● **What to produce**:
From the entries below, return every line that includes the word "Knowledge".

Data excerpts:
● ● ● ● ●

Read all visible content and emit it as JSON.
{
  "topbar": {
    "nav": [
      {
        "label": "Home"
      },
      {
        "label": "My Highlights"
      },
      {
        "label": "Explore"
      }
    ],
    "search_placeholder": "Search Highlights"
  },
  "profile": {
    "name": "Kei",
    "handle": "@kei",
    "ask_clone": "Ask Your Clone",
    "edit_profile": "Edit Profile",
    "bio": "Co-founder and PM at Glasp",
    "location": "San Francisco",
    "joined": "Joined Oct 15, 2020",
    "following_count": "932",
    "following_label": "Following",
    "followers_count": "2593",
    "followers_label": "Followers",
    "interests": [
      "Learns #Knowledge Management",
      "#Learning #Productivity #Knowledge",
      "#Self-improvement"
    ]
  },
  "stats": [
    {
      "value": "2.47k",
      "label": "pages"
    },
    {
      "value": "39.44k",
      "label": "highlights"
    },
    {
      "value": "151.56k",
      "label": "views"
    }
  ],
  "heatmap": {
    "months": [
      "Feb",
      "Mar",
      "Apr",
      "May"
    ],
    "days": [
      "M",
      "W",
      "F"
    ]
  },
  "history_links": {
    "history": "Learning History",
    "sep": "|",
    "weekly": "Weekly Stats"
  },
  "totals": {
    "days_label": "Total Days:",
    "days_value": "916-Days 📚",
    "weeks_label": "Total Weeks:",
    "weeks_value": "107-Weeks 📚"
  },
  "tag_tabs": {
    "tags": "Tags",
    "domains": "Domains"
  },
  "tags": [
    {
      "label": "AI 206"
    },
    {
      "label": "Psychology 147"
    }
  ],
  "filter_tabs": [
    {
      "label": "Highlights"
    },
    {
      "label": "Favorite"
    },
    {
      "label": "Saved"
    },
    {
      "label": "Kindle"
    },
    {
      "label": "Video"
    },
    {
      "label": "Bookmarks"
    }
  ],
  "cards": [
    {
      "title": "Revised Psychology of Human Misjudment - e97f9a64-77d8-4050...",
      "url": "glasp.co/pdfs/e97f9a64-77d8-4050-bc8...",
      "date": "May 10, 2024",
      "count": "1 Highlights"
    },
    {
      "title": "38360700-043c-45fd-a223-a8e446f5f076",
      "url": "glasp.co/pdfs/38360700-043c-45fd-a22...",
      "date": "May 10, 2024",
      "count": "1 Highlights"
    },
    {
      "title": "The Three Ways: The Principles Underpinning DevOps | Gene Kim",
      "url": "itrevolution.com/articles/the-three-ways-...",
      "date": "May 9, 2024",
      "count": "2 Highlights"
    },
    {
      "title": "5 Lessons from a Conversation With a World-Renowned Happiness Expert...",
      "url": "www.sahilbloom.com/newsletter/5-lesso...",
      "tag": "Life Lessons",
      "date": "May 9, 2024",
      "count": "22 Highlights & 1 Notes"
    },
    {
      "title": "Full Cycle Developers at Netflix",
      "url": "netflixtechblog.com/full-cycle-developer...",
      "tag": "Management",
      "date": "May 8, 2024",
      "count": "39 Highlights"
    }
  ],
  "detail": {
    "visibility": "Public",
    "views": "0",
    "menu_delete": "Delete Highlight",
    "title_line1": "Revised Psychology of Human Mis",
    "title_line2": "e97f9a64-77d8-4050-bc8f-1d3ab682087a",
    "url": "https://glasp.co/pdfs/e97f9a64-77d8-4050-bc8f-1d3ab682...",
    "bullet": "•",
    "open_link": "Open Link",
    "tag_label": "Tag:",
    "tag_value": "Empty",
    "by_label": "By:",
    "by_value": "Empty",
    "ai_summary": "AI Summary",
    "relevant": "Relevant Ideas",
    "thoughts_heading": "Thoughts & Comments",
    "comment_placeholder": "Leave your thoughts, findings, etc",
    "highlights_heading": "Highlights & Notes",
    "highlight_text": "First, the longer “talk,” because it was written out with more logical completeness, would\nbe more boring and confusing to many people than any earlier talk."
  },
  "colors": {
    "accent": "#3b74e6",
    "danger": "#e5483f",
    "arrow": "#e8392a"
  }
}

● ● ● ● ●

● **Reply**:
      "Learns #Knowledge Management",
      "#Learning #Productivity #Knowledge",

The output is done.